● SHORT PROBLEM
The records underneath are to be repeated exactly, with the pictures left out.

┄┄┄┄┄┄

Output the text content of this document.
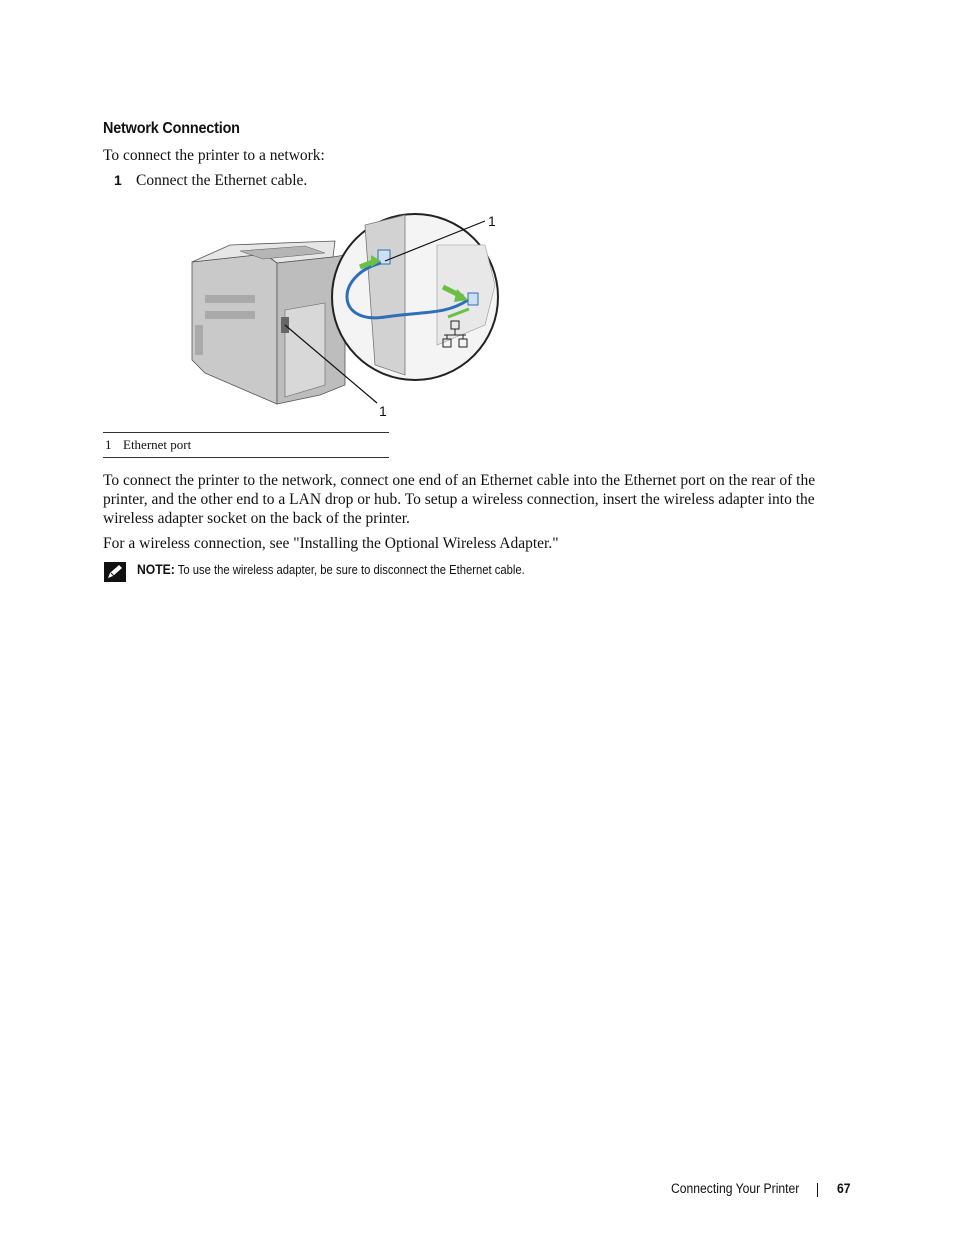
Network Connection
To connect the printer to a network:
1 Connect the Ethernet cable.
1
1
1 Ethernet port
To connect the printer to the network, connect one end of an Ethernet cable into the Ethernet port on the rear of the printer, and the other end to a LAN drop or hub. To setup a wireless connection, insert the wireless adapter into the wireless adapter socket on the back of the printer.
For a wireless connection, see "Installing the Optional Wireless Adapter."
NOTE: To use the wireless adapter, be sure to disconnect the Ethernet cable.
Connecting Your Printer	67
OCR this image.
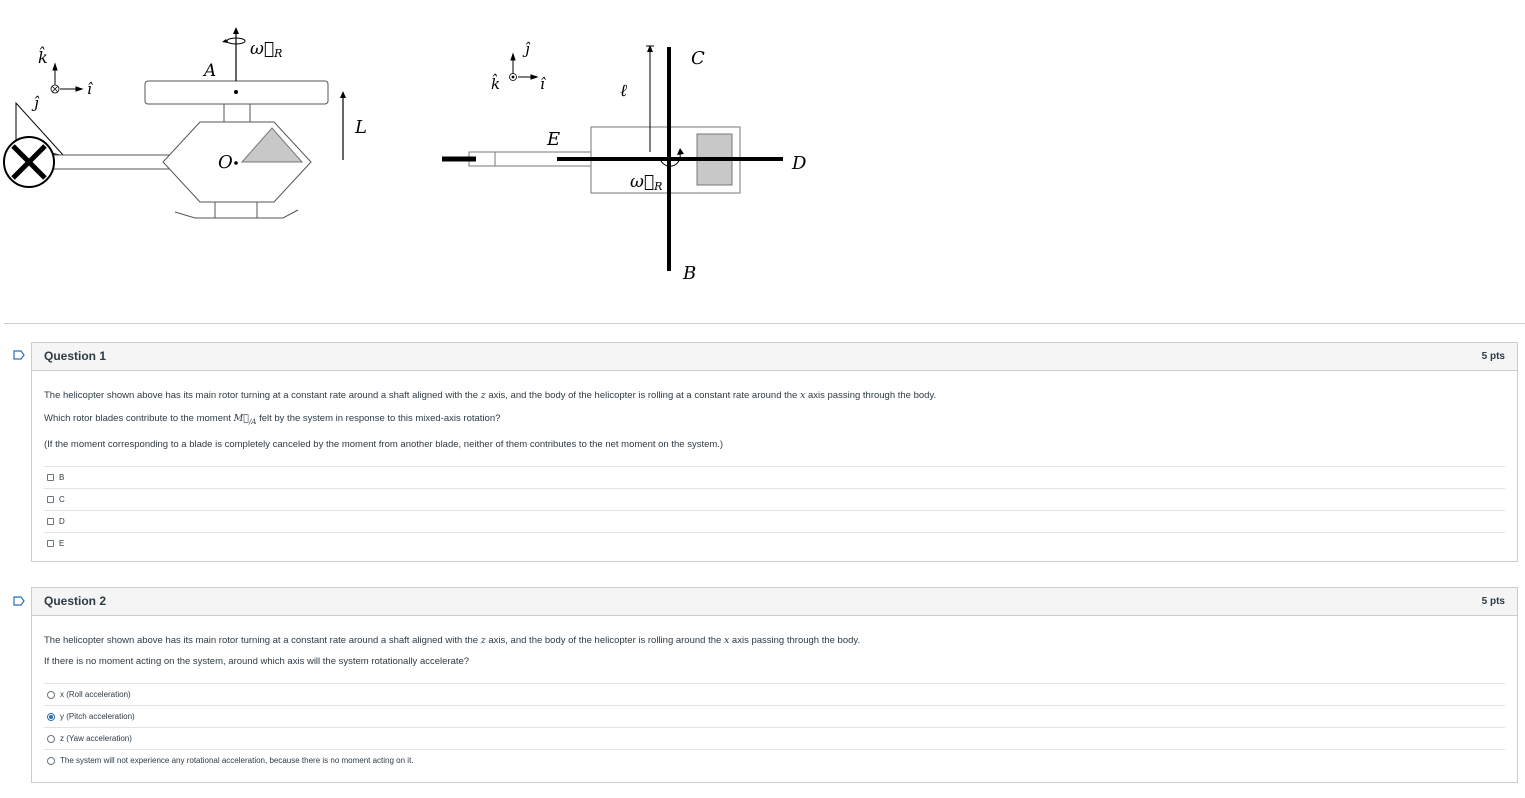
k̂
î
ĵ
ω⃗R
A
O
L
ĵ
k̂	î	ℓ
C
E
D
B
ω⃗R
Question 1	5 pts

The helicopter shown above has its main rotor turning at a constant rate around a shaft aligned with the z axis, and the body of the helicopter is rolling at a constant rate around the x axis passing through the body.

Which rotor blades contribute to the moment $M⃗_{/A}$ felt by the system in response to this mixed-axis rotation?

(If the moment corresponding to a blade is completely canceled by the moment from another blade, neither of them contributes to the net moment on the system.)

B
C
D
E
Question 2	5 pts

The helicopter shown above has its main rotor turning at a constant rate around a shaft aligned with the z axis, and the body of the helicopter is rolling around the x axis passing through the body.

If there is no moment acting on the system, around which axis will the system rotationally accelerate?

x (Roll acceleration)
y (Pitch acceleration)
z (Yaw acceleration)
The system will not experience any rotational acceleration, because there is no moment acting on it.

┄┄┄┄┄┄

● THE OUTPUT
Output the text content of this document.
Network Connection
To connect the printer to a network:
1 Connect the Ethernet cable.
1
1
1 Ethernet port
To connect the printer to the network, connect one end of an Ethernet cable into the Ethernet port on the rear of the printer, and the other end to a LAN drop or hub. To setup a wireless connection, insert the wireless adapter into the wireless adapter socket on the back of the printer.
For a wireless connection, see "Installing the Optional Wireless Adapter."
NOTE: To use the wireless adapter, be sure to disconnect the Ethernet cable.
Connecting Your Printer	67
OCR this image.
k̂
î
ĵ
ω⃗R
A
O
L
ĵ
k̂	î	ℓ
C
E
D
B
ω⃗R
Question 1	5 pts

The helicopter shown above has its main rotor turning at a constant rate around a shaft aligned with the z axis, and the body of the helicopter is rolling at a constant rate around the x axis passing through the body.

Which rotor blades contribute to the moment $M⃗_{/A}$ felt by the system in response to this mixed-axis rotation?

(If the moment corresponding to a blade is completely canceled by the moment from another blade, neither of them contributes to the net moment on the system.)

B
C
D
E
Question 2	5 pts

The helicopter shown above has its main rotor turning at a constant rate around a shaft aligned with the z axis, and the body of the helicopter is rolling around the x axis passing through the body.

If there is no moment acting on the system, around which axis will the system rotationally accelerate?

x (Roll acceleration)
y (Pitch acceleration)
z (Yaw acceleration)
The system will not experience any rotational acceleration, because there is no moment acting on it.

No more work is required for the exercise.